■ **Task requirements**
Only the lines from the one containing "What text is on this page?" through the end of the entries should be returned, exactly as they are, with the pictures omitted.

(Stored entries)
________________________________________

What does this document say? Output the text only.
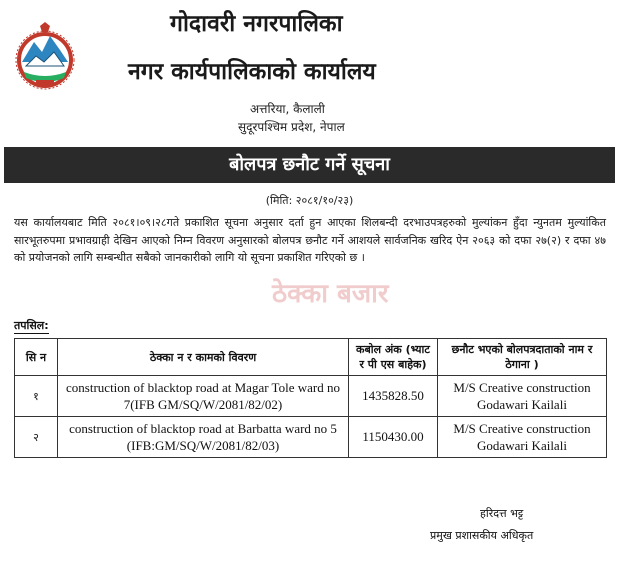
गोदावरी नगरपालिका
नगर कार्यपालिकाको कार्यालय
अत्तरिया, कैलाली
सुदूरपश्चिम प्रदेश, नेपाल
बोलपत्र छनौट गर्ने सूचना
(मिति: २०८१/१०/२३)
यस कार्यालयबाट मिति २०८१।०९।२८गते प्रकाशित सूचना अनुसार दर्ता हुन आएका शिलबन्दी दरभाउपत्रहरुको मुल्यांकन हुँदा न्युनतम मुल्यांकित सारभूतरुपमा प्रभावग्राही देखिन आएको निम्न विवरण अनुसारको बोलपत्र छनौट गर्ने आशयले सार्वजनिक खरिद ऐन २०६३ को दफा २७(२) र दफा ४७ को प्रयोजनको लागि सम्बन्धीत सबैको जानकारीको लागि यो सूचना प्रकाशित गरिएको छ ।
ठेक्का बजार
तपसिल:
सि न	ठेक्का न र कामको विवरण	कबोल अंक (भ्याट र पी एस बाहेक)	छनौट भएको बोलपत्रदाताको नाम र ठेगाना )
१	construction of blacktop road at Magar Tole ward no 7(IFB GM/SQ/W/2081/82/02)	1435828.50	M/S Creative construction Godawari Kailali
२	construction of blacktop road at Barbatta ward no 5 (IFB:GM/SQ/W/2081/82/03)	1150430.00	M/S Creative construction Godawari Kailali
हरिदत्त भट्ट
प्रमुख प्रशासकीय अधिकृत
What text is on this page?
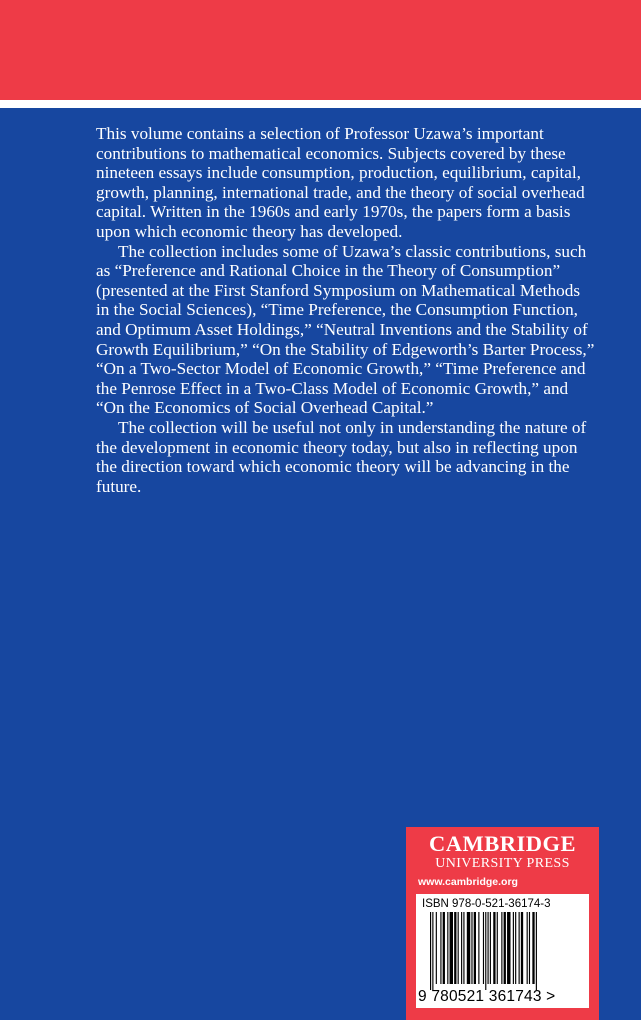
This volume contains a selection of Professor Uzawa’s important contributions to mathematical economics. Subjects covered by these nineteen essays include consumption, production, equilibrium, capital, growth, planning, international trade, and the theory of social overhead capital. Written in the 1960s and early 1970s, the papers form a basis upon which economic theory has developed.

The collection includes some of Uzawa’s classic contributions, such as “Preference and Rational Choice in the Theory of Consumption” (presented at the First Stanford Symposium on Mathematical Methods in the Social Sciences), “Time Preference, the Consumption Function, and Optimum Asset Holdings,” “Neutral Inventions and the Stability of Growth Equilibrium,” “On the Stability of Edgeworth’s Barter Process,” “On a Two-Sector Model of Economic Growth,” “Time Preference and the Penrose Effect in a Two-Class Model of Economic Growth,” and “On the Economics of Social Overhead Capital.”

The collection will be useful not only in understanding the nature of the development in economic theory today, but also in reflecting upon the direction toward which economic theory will be advancing in the future.

CAMBRIDGE
UNIVERSITY PRESS
www.cambridge.org
ISBN 978-0-521-36174-3
9 780521 361743 >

________________________________________

■ **Answer to the problem**
What text is on this page?
This volume contains a selection of Professor Uzawa’s important contributions to mathematical economics. Subjects covered by these nineteen essays include consumption, production, equilibrium, capital, growth, planning, international trade, and the theory of social overhead capital. Written in the 1960s and early 1970s, the papers form a basis upon which economic theory has developed.

The collection includes some of Uzawa’s classic contributions, such as “Preference and Rational Choice in the Theory of Consumption” (presented at the First Stanford Symposium on Mathematical Methods in the Social Sciences), “Time Preference, the Consumption Function, and Optimum Asset Holdings,” “Neutral Inventions and the Stability of Growth Equilibrium,” “On the Stability of Edgeworth’s Barter Process,” “On a Two-Sector Model of Economic Growth,” “Time Preference and the Penrose Effect in a Two-Class Model of Economic Growth,” and “On the Economics of Social Overhead Capital.”

The collection will be useful not only in understanding the nature of the development in economic theory today, but also in reflecting upon the direction toward which economic theory will be advancing in the future.

CAMBRIDGE
UNIVERSITY PRESS
www.cambridge.org
ISBN 978-0-521-36174-3
9 780521 361743 >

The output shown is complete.